## Brano
※

Dato che l’abbassamento di temperatura usato ad esempio nell’animazione sospesa non può andare sotto certi livelli, per i danni irreparabili che verrebbero provocati dalla formazione di cristalli di ghiaccio nei fluidi corporei, nella crionica si utilizzano dei crioprotettori, ossia speciali proteine che fungono da “antigelo”. Non a caso alcuni dei glicoli usati come crioprotettori, come ad esempio il glicole etilenico, sono proprio usati nei liquidi antigelo per le automobili mentre il glicole propilenico viene usato per ridurre la formazione di ghiaccio nel gelato.
Grazie a questi crioprotettori si è potuta sviluppare la tecnica della vitrificazione nella quale i fluidi aumentano la loro viscosità mentre vengono rapidamente portati a temperature estreme senza congelare, mantenendosi in uno stato amorfo detto “solido liquido”. La tecnica della vitrificazione abbassa la temperatura al ritmo incredibile di 15.000 °C – 30.000 °C al minuto!
Normalmente solo piccoli organismi possono essere vitrificati e ripristinati con successo, come ad esempio il nostro solito vermettino Caenorhabditis elegans in cui nel 100% dei casi sono rimaste inalterate le funzioni della memoria una volta tornato a temperatura normale. Ma già nel 2009 particolari miscele di crioprotettori hanno permesso all’azienda californiana 21st Century Medicine di vetrificare il rene di un coniglio a -135 °C, trapiantandolo poi con successo in un altro coniglio con il pieno ripristino delle funzionalità biologiche vitali, senza problemi sul lungo periodo.

※

## Estratto del dataset
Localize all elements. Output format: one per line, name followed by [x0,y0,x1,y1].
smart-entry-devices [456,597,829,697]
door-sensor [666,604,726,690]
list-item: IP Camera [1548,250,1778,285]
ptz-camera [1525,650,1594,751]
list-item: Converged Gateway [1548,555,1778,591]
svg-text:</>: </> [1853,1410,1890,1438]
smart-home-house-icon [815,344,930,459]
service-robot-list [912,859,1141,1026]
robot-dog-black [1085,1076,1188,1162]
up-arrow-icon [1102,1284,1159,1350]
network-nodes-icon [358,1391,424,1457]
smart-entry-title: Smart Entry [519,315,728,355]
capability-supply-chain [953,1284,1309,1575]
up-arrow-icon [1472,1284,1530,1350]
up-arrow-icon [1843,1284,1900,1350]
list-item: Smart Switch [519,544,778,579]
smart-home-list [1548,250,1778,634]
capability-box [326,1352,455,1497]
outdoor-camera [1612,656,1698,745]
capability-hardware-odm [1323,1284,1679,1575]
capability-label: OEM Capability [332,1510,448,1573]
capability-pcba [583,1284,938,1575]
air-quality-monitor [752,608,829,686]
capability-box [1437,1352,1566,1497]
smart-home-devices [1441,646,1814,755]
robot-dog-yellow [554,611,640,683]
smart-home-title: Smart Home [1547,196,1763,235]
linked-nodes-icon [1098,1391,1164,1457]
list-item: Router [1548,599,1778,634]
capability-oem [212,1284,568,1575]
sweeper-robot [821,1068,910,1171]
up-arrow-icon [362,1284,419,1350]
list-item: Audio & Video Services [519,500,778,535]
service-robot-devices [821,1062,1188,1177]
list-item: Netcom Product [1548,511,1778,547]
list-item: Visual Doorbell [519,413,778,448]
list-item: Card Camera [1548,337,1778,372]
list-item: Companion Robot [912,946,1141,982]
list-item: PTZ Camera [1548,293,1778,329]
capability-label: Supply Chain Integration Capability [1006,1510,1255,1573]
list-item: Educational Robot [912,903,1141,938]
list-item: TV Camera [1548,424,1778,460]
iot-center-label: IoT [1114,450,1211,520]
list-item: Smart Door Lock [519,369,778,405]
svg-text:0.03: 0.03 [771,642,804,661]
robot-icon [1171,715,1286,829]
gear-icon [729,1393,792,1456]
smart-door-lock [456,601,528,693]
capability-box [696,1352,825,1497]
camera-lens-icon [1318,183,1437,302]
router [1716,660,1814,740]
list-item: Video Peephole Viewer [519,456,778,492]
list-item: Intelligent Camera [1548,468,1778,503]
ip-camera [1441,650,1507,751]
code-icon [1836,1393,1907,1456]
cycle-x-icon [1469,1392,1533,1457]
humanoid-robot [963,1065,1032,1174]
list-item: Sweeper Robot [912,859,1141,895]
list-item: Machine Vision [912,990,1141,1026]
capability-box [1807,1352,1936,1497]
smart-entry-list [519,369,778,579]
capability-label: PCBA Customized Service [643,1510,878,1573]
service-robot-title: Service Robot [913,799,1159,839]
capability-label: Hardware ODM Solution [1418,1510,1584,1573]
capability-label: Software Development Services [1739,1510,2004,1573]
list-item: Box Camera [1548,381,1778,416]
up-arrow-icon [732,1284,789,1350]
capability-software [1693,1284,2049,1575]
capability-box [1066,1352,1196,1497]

※

## Da fare
Prosegui il brano sulla crionica e la vitrificazione, ripartendo subito dopo la sua ultima frase.

## Risultato atteso
Come risaputo però, se conserviamo un prodotto nel freezer di casa per troppo tempo, questo perderà molte delle sue caratteristiche fisiche ed organolettiche. La crioconservazione di materiali biologici non si sottrae a questa regola ed è proprio per questo motivo che dopo un certo periodo di conservazione, normalmente 5 anni, il materiale risulta così tanto diverso chimicamente dall’originale da non poter più essere utilizzato per gli scopi prefissati.
Cellule, embrioni e gameti che attualmente vengono già conservati con questa tecnica, essendo l’unica possibile, non vengono usati una volta passati 5 anni dalla criopreservazione.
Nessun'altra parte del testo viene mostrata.